START Data shown
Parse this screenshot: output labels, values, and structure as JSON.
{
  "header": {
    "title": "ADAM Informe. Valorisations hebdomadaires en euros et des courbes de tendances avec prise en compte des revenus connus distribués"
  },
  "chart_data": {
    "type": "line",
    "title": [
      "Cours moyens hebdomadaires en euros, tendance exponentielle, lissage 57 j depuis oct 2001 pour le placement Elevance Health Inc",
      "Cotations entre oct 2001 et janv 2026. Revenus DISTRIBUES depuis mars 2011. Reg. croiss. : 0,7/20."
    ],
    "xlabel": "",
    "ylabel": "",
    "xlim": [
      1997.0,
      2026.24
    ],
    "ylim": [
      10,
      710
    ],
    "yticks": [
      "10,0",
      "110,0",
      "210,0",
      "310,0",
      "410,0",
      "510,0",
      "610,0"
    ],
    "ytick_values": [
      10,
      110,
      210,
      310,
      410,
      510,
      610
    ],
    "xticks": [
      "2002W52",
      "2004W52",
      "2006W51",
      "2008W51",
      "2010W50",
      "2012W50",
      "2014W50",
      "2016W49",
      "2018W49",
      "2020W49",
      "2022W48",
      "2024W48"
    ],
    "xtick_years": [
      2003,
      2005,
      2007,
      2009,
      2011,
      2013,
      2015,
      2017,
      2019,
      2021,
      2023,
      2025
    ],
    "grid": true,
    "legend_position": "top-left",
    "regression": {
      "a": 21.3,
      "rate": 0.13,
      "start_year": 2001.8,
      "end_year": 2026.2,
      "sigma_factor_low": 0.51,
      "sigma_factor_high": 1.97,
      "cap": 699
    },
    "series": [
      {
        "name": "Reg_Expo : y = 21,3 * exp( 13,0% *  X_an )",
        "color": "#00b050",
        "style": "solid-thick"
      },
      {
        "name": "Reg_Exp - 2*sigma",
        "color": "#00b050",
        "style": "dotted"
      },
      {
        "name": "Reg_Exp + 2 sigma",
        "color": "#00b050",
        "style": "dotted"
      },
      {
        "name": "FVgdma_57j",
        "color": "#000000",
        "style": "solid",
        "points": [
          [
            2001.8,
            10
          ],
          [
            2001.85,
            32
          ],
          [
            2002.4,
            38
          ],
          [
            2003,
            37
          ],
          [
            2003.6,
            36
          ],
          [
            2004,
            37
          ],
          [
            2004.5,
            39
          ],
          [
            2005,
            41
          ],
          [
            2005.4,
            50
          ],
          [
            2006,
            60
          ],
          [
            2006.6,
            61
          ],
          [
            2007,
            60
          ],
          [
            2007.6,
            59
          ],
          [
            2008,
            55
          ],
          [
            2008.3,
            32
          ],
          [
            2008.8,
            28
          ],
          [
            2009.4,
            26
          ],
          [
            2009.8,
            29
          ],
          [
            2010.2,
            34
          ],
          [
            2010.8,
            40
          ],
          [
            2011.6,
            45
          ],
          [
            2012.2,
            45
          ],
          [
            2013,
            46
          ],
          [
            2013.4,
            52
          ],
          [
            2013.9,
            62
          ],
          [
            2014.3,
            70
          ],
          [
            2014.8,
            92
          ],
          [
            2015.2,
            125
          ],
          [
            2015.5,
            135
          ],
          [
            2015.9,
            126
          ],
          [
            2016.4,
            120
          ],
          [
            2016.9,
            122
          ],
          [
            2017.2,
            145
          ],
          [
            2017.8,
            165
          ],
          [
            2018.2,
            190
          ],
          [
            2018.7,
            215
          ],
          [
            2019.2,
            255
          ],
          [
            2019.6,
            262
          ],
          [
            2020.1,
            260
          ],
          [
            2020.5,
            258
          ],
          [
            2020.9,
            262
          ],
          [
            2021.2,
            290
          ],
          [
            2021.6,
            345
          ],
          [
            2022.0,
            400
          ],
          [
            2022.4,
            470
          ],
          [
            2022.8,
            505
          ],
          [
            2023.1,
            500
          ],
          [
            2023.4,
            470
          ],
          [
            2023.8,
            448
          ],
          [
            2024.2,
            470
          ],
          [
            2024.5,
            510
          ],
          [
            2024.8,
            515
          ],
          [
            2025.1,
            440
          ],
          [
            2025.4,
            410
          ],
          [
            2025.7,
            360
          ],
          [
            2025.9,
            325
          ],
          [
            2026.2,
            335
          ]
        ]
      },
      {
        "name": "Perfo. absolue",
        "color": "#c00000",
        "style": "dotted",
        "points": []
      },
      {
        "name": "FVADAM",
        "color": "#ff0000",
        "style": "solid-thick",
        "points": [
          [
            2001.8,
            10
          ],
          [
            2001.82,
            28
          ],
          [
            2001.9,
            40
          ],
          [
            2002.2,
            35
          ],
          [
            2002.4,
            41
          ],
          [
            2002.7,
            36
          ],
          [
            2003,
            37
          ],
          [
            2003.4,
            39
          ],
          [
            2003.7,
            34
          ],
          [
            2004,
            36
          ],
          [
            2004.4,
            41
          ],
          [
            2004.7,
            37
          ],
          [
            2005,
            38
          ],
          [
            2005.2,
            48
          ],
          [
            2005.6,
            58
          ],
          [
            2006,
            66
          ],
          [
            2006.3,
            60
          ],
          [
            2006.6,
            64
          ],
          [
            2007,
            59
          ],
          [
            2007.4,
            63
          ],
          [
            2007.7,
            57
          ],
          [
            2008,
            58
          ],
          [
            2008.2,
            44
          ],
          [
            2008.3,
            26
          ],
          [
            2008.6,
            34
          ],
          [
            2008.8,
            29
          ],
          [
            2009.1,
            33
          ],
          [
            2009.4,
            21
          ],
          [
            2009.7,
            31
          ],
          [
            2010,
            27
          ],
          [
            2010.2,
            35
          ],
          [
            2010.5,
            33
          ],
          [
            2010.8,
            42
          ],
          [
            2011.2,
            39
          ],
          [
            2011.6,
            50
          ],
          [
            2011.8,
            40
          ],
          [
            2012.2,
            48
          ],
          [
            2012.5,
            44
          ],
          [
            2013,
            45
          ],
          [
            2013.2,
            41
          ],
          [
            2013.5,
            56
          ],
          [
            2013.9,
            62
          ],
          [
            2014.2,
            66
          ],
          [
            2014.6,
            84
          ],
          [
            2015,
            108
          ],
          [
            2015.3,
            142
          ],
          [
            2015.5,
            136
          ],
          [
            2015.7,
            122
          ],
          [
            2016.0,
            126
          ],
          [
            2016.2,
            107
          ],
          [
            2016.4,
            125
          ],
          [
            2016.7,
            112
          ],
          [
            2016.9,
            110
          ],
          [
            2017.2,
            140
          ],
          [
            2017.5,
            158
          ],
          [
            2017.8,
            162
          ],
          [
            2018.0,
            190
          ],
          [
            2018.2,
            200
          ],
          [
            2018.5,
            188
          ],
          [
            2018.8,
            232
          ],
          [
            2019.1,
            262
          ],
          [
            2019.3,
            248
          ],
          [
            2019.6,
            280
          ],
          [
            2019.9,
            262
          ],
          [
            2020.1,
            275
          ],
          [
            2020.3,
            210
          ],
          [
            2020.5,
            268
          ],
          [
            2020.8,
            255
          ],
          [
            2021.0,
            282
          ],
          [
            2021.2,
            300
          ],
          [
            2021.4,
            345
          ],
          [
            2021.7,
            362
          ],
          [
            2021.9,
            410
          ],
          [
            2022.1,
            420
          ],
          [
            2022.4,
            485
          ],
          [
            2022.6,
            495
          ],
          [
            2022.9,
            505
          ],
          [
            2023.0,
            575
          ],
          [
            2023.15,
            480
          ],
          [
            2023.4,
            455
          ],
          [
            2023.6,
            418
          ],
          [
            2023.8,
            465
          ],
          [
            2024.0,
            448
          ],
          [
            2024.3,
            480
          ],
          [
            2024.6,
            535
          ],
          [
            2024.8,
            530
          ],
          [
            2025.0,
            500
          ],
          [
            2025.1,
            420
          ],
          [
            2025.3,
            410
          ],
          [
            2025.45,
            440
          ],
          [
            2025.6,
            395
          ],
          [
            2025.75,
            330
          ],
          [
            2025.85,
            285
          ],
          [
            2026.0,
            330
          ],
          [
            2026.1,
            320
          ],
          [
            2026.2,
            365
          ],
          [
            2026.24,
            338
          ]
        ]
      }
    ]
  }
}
END Data shown
■ What is needed ■
Copy the lines from the entries above in which the word "depuis" appears.

■ Task solution ■
      "Cours moyens hebdomadaires en euros, tendance exponentielle, lissage 57 j depuis oct 2001 pour le placement Elevance Health Inc",
      "Cotations entre oct 2001 et janv 2026. Revenus DISTRIBUES depuis mars 2011. Reg. croiss. : 0,7/20."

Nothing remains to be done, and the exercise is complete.